[Stored records]

--- Begin ---

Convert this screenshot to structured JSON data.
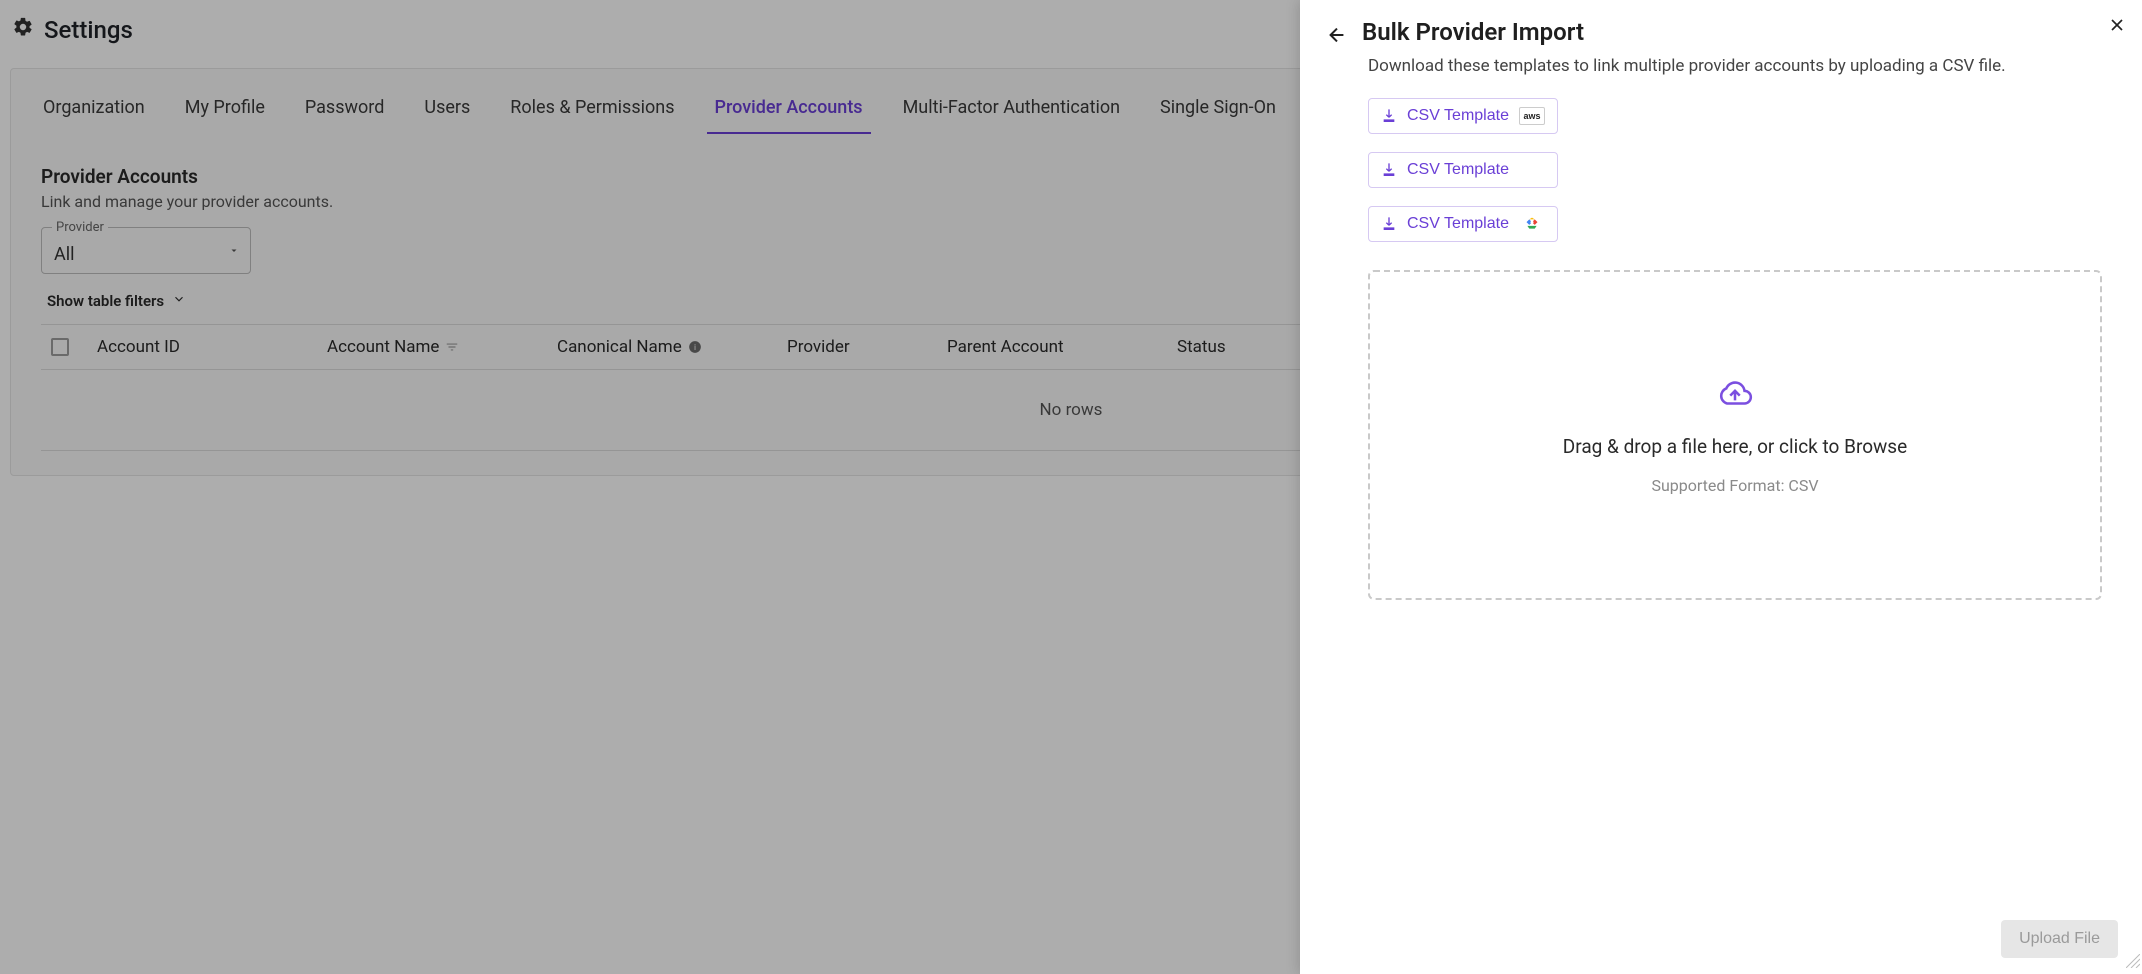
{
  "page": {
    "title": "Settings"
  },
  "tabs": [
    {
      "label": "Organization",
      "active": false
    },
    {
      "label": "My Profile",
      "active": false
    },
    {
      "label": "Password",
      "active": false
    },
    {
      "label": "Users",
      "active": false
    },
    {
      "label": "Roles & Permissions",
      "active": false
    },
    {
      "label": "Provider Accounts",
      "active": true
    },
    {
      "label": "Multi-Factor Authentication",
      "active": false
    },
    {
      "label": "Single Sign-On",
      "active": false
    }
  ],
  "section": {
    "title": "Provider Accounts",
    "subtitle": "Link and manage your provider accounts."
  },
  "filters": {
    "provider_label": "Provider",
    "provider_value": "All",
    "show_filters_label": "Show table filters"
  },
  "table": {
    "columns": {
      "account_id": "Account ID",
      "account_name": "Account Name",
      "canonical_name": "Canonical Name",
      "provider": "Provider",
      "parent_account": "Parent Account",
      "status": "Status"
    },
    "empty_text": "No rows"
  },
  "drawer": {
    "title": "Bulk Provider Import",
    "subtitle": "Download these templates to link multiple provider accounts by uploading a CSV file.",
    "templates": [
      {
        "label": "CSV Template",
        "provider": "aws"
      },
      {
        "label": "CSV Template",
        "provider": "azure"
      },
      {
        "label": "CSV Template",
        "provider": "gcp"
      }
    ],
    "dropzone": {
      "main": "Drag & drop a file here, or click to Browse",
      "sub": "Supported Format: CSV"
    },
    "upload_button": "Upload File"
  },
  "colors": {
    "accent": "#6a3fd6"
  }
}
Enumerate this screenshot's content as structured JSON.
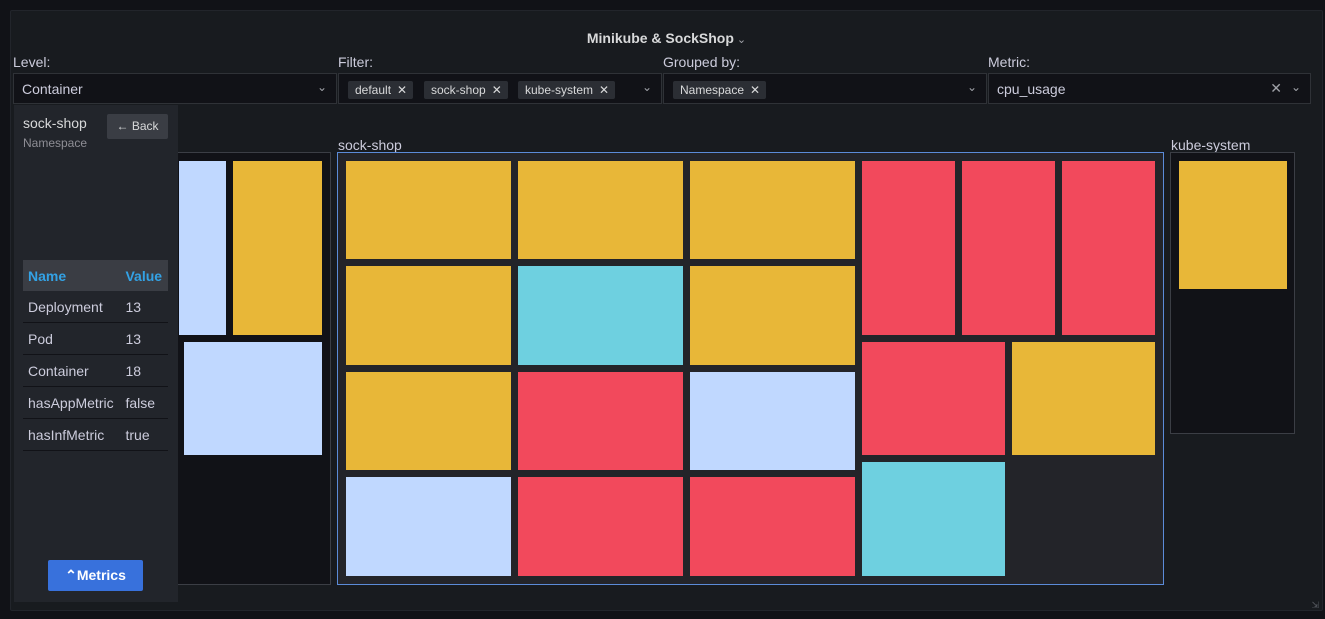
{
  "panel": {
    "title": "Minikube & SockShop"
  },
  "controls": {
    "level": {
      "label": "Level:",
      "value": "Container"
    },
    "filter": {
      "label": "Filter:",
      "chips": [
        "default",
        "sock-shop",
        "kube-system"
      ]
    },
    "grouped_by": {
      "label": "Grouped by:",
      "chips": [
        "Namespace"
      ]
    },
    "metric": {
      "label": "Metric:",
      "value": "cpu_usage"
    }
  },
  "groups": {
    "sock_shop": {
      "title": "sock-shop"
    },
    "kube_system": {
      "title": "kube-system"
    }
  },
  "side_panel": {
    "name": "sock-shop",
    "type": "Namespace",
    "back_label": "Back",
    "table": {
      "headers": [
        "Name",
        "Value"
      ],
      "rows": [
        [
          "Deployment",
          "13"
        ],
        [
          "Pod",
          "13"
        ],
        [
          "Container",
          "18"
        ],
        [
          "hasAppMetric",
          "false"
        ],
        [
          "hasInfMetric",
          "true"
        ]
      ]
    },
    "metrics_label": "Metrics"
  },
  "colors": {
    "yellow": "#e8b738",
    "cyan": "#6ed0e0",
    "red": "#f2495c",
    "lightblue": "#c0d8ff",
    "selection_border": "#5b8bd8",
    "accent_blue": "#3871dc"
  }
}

--- End ---

## [Exercise description]
Your task is to retype all the entries exactly and leave out any pictures.

## [Response to the task]
Convert this screenshot to structured JSON data.
{
  "page": {
    "title": "Settings"
  },
  "tabs": [
    {
      "label": "Organization",
      "active": false
    },
    {
      "label": "My Profile",
      "active": false
    },
    {
      "label": "Password",
      "active": false
    },
    {
      "label": "Users",
      "active": false
    },
    {
      "label": "Roles & Permissions",
      "active": false
    },
    {
      "label": "Provider Accounts",
      "active": true
    },
    {
      "label": "Multi-Factor Authentication",
      "active": false
    },
    {
      "label": "Single Sign-On",
      "active": false
    }
  ],
  "section": {
    "title": "Provider Accounts",
    "subtitle": "Link and manage your provider accounts."
  },
  "filters": {
    "provider_label": "Provider",
    "provider_value": "All",
    "show_filters_label": "Show table filters"
  },
  "table": {
    "columns": {
      "account_id": "Account ID",
      "account_name": "Account Name",
      "canonical_name": "Canonical Name",
      "provider": "Provider",
      "parent_account": "Parent Account",
      "status": "Status"
    },
    "empty_text": "No rows"
  },
  "drawer": {
    "title": "Bulk Provider Import",
    "subtitle": "Download these templates to link multiple provider accounts by uploading a CSV file.",
    "templates": [
      {
        "label": "CSV Template",
        "provider": "aws"
      },
      {
        "label": "CSV Template",
        "provider": "azure"
      },
      {
        "label": "CSV Template",
        "provider": "gcp"
      }
    ],
    "dropzone": {
      "main": "Drag & drop a file here, or click to Browse",
      "sub": "Supported Format: CSV"
    },
    "upload_button": "Upload File"
  },
  "colors": {
    "accent": "#6a3fd6"
  }
}
Enumerate this screenshot's content as structured JSON.
{
  "panel": {
    "title": "Minikube & SockShop"
  },
  "controls": {
    "level": {
      "label": "Level:",
      "value": "Container"
    },
    "filter": {
      "label": "Filter:",
      "chips": [
        "default",
        "sock-shop",
        "kube-system"
      ]
    },
    "grouped_by": {
      "label": "Grouped by:",
      "chips": [
        "Namespace"
      ]
    },
    "metric": {
      "label": "Metric:",
      "value": "cpu_usage"
    }
  },
  "groups": {
    "sock_shop": {
      "title": "sock-shop"
    },
    "kube_system": {
      "title": "kube-system"
    }
  },
  "side_panel": {
    "name": "sock-shop",
    "type": "Namespace",
    "back_label": "Back",
    "table": {
      "headers": [
        "Name",
        "Value"
      ],
      "rows": [
        [
          "Deployment",
          "13"
        ],
        [
          "Pod",
          "13"
        ],
        [
          "Container",
          "18"
        ],
        [
          "hasAppMetric",
          "false"
        ],
        [
          "hasInfMetric",
          "true"
        ]
      ]
    },
    "metrics_label": "Metrics"
  },
  "colors": {
    "yellow": "#e8b738",
    "cyan": "#6ed0e0",
    "red": "#f2495c",
    "lightblue": "#c0d8ff",
    "selection_border": "#5b8bd8",
    "accent_blue": "#3871dc"
  }
}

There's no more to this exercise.